Could you print every record below exactly as it appears?
════════════════════
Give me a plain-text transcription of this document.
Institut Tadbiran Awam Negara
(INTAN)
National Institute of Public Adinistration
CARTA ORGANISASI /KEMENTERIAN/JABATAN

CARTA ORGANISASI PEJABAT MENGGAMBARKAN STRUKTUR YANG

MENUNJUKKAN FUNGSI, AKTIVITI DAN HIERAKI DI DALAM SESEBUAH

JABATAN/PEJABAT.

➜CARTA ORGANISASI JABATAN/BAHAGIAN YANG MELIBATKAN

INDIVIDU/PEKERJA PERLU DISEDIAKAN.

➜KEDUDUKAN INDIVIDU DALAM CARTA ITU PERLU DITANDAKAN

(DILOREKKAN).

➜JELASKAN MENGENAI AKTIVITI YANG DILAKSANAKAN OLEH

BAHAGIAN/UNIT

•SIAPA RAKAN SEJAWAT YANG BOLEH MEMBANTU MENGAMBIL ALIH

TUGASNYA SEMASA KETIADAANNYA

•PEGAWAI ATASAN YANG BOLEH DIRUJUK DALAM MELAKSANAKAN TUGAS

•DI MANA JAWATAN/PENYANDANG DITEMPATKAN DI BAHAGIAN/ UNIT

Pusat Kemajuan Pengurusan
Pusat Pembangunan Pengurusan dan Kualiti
════════════════════
Reply to the exercise ->
Give me a plain-text transcription of this document.
Institut Tadbiran Awam Negara
(INTAN)
National Institute of Public Adinistration
CARTA ORGANISASI /KEMENTERIAN/JABATAN

CARTA ORGANISASI PEJABAT MENGGAMBARKAN STRUKTUR YANG

MENUNJUKKAN FUNGSI, AKTIVITI DAN HIERAKI DI DALAM SESEBUAH

JABATAN/PEJABAT.

➜CARTA ORGANISASI JABATAN/BAHAGIAN YANG MELIBATKAN

INDIVIDU/PEKERJA PERLU DISEDIAKAN.

➜KEDUDUKAN INDIVIDU DALAM CARTA ITU PERLU DITANDAKAN

(DILOREKKAN).

➜JELASKAN MENGENAI AKTIVITI YANG DILAKSANAKAN OLEH

BAHAGIAN/UNIT

•SIAPA RAKAN SEJAWAT YANG BOLEH MEMBANTU MENGAMBIL ALIH

TUGASNYA SEMASA KETIADAANNYA

•PEGAWAI ATASAN YANG BOLEH DIRUJUK DALAM MELAKSANAKAN TUGAS

•DI MANA JAWATAN/PENYANDANG DITEMPATKAN DI BAHAGIAN/ UNIT

Pusat Kemajuan Pengurusan
Pusat Pembangunan Pengurusan dan Kualiti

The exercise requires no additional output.